**Task to carry out**:
Write every line out verbatim and omit the pictures.

**Data shown**:
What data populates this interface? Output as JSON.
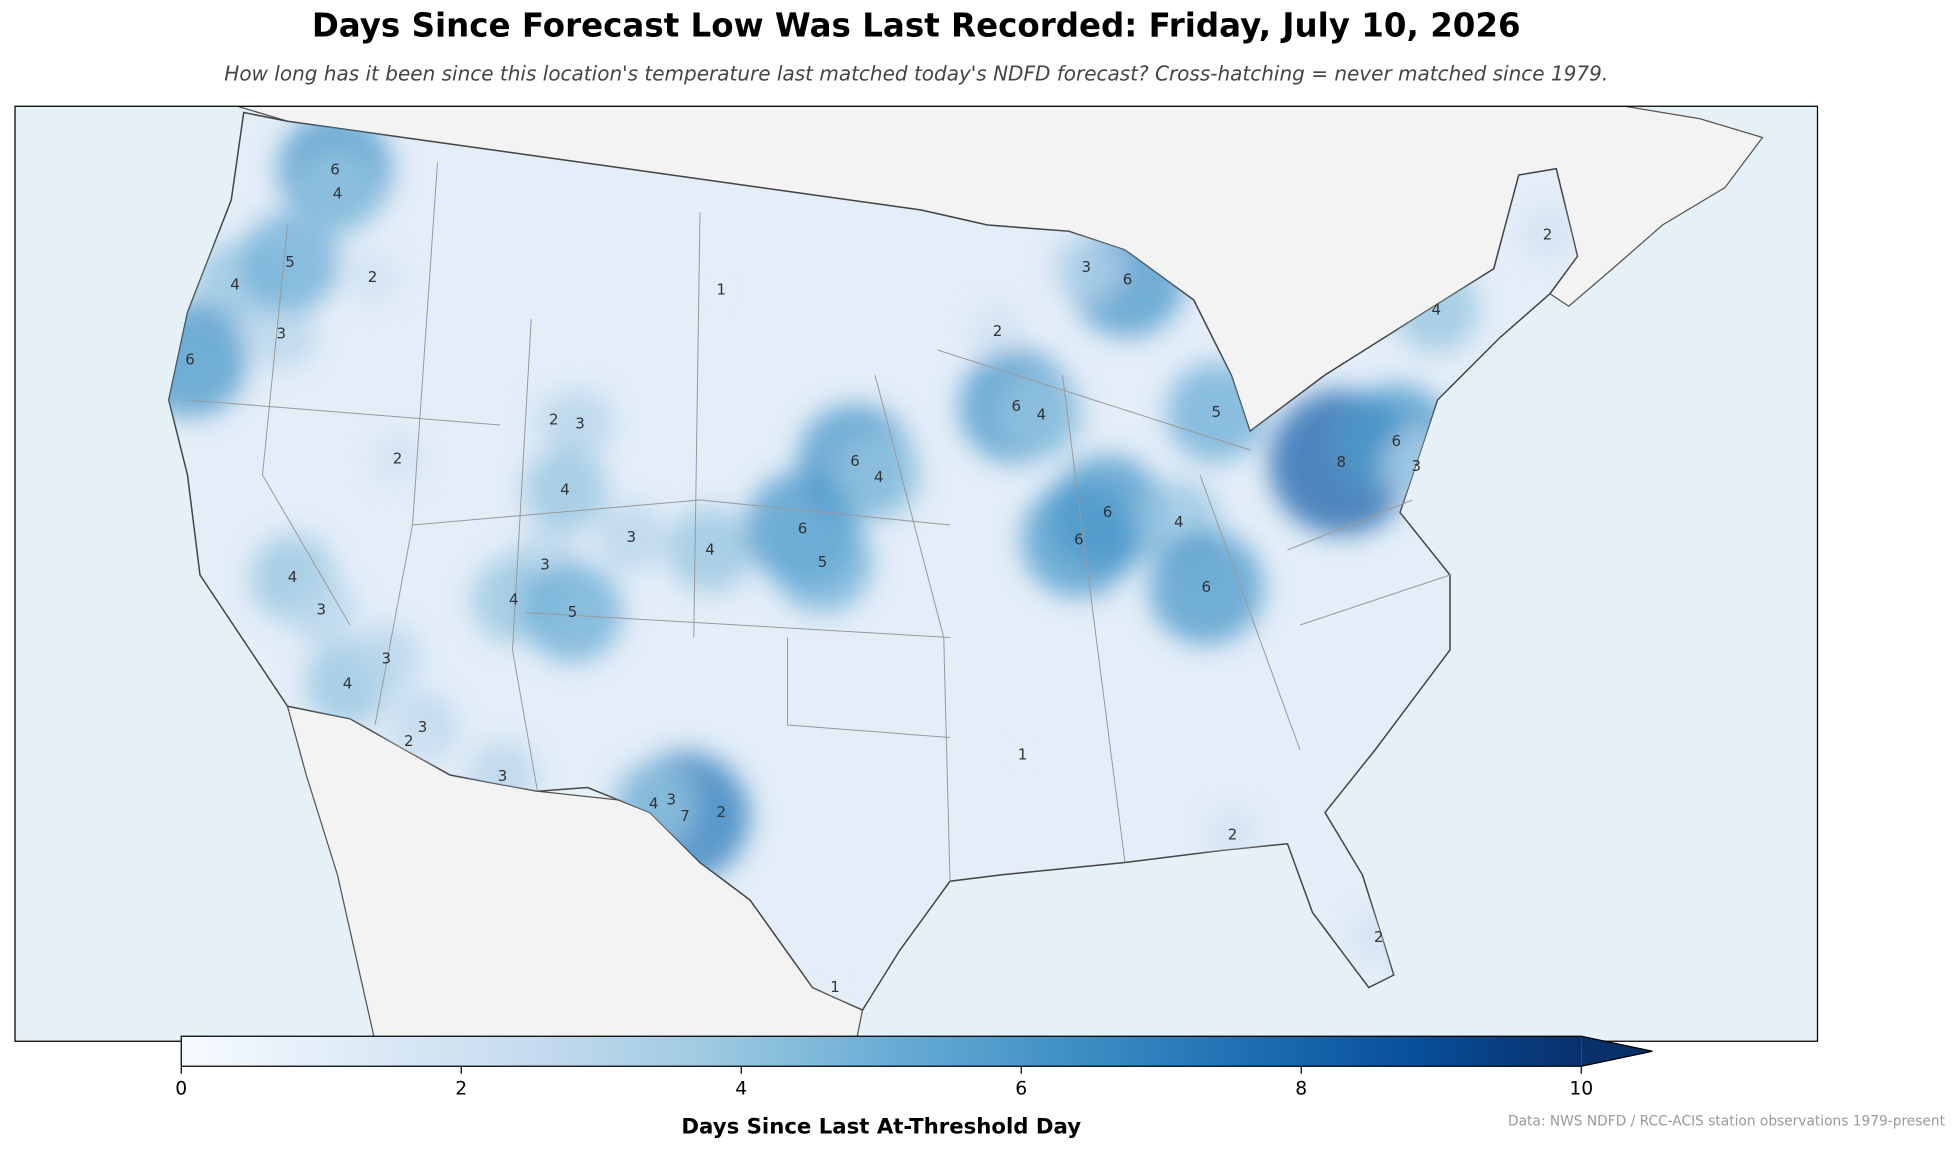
{
  "chart_data": {
    "type": "contour",
    "title": "Days Since Forecast Low Was Last Recorded: Friday, July 10, 2026",
    "subtitle": "How long has it been since this location's temperature last matched today's NDFD forecast? Cross-hatching = never matched since 1979.",
    "colorbar_label": "Days Since Last At-Threshold Day",
    "clim": [
      0,
      10
    ],
    "cticks": [
      0,
      2,
      4,
      6,
      8,
      10
    ],
    "extend": "max",
    "colors": [
      "#f7fbff",
      "#deebf7",
      "#c6dbef",
      "#9ecae1",
      "#6baed6",
      "#4292c6",
      "#2171b5",
      "#08519c",
      "#08306b"
    ],
    "contour_labels": [
      1,
      2,
      2,
      4,
      3,
      5,
      6,
      6,
      4,
      2,
      3,
      4,
      3,
      4,
      6,
      5,
      6,
      4,
      6,
      4,
      6,
      6,
      4,
      6,
      5,
      8,
      6,
      3,
      4,
      2,
      2,
      2,
      1,
      1,
      3,
      4,
      5,
      4,
      3,
      4,
      3,
      3,
      2,
      3,
      3,
      2,
      7,
      4,
      6,
      3,
      2
    ],
    "source": "Data: NWS NDFD / RCC-ACIS station observations 1979-present"
  }
}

**The completed task**:
What data populates this interface? Output as JSON.
{
  "chart_data": {
    "type": "contour",
    "title": "Days Since Forecast Low Was Last Recorded: Friday, July 10, 2026",
    "subtitle": "How long has it been since this location's temperature last matched today's NDFD forecast? Cross-hatching = never matched since 1979.",
    "colorbar_label": "Days Since Last At-Threshold Day",
    "clim": [
      0,
      10
    ],
    "cticks": [
      0,
      2,
      4,
      6,
      8,
      10
    ],
    "extend": "max",
    "colors": [
      "#f7fbff",
      "#deebf7",
      "#c6dbef",
      "#9ecae1",
      "#6baed6",
      "#4292c6",
      "#2171b5",
      "#08519c",
      "#08306b"
    ],
    "contour_labels": [
      1,
      2,
      2,
      4,
      3,
      5,
      6,
      6,
      4,
      2,
      3,
      4,
      3,
      4,
      6,
      5,
      6,
      4,
      6,
      4,
      6,
      6,
      4,
      6,
      5,
      8,
      6,
      3,
      4,
      2,
      2,
      2,
      1,
      1,
      3,
      4,
      5,
      4,
      3,
      4,
      3,
      3,
      2,
      3,
      3,
      2,
      7,
      4,
      6,
      3,
      2
    ],
    "source": "Data: NWS NDFD / RCC-ACIS station observations 1979-present"
  }
}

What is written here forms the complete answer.